**DIRECTION:** Check each line of the data for "document" and select those that have it.

**DATA IN THIS EXERCISE:**
>>>

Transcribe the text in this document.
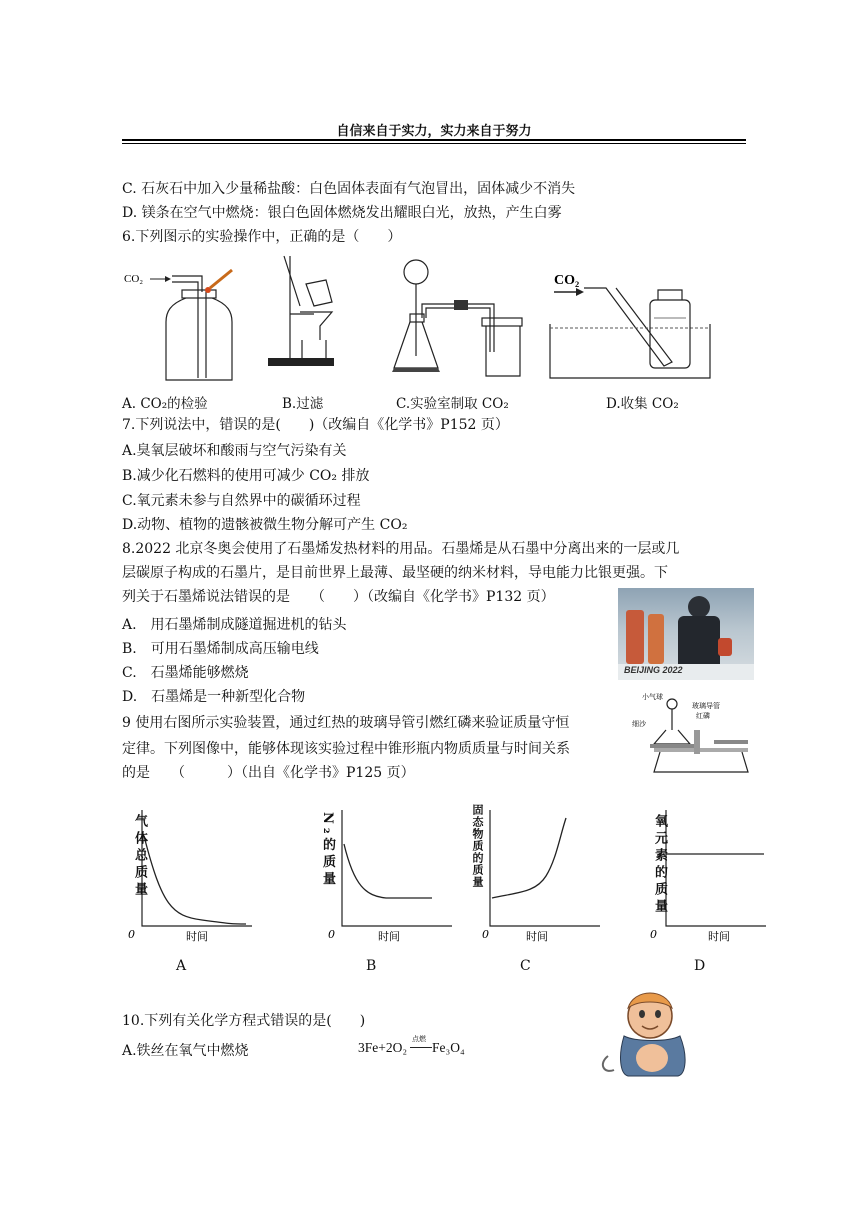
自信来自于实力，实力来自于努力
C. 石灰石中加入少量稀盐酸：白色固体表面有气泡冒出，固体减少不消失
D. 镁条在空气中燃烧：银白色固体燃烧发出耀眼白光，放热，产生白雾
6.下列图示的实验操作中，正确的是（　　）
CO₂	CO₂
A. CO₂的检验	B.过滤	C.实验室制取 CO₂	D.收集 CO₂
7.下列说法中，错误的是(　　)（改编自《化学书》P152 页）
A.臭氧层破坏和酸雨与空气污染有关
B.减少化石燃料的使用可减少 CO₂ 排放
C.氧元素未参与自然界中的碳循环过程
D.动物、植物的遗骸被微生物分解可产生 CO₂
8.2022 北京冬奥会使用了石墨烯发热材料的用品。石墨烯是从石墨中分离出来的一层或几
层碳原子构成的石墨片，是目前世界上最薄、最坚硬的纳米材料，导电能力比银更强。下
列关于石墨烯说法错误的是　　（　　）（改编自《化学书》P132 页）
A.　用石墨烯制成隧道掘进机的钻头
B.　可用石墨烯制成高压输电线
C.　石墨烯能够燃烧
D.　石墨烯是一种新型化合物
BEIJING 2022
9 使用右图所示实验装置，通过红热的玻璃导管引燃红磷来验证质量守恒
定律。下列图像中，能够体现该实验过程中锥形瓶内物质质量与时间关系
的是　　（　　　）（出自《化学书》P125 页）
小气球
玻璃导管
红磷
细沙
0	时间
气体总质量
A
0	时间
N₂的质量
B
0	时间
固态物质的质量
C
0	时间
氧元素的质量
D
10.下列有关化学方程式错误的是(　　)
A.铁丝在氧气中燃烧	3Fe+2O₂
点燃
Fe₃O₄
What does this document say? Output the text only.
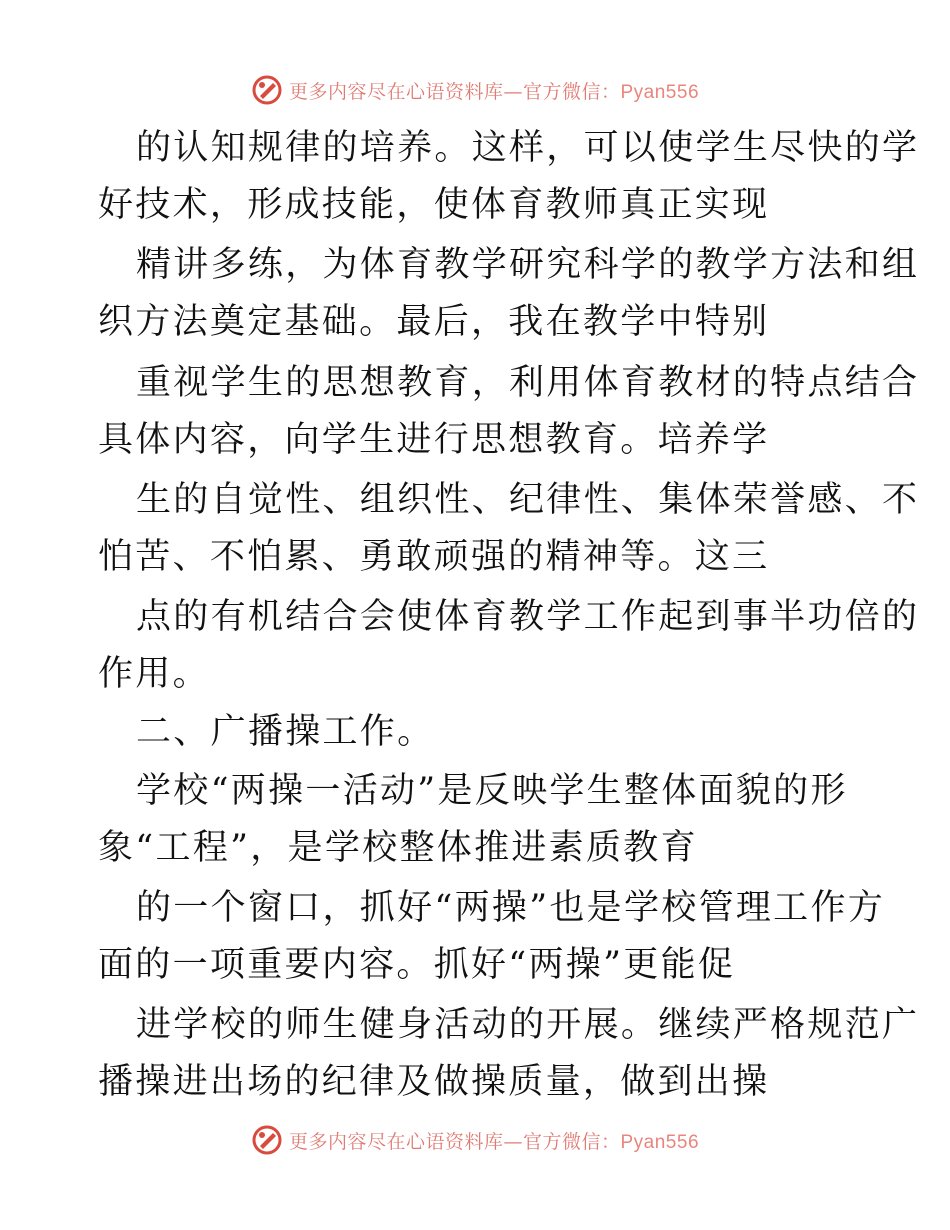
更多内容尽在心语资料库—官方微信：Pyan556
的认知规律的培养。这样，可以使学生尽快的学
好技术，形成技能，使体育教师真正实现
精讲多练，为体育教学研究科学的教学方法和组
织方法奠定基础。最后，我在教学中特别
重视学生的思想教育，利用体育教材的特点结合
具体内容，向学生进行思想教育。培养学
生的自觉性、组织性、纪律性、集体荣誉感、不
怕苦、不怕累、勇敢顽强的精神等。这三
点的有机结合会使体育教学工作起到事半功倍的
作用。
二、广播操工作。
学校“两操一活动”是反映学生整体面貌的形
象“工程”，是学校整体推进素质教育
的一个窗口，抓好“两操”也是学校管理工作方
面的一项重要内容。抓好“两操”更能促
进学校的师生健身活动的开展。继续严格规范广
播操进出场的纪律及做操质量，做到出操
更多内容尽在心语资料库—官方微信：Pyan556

<<<

**THE ANSWER:**
Transcribe the text in this document.
What does this document say? Output the text only.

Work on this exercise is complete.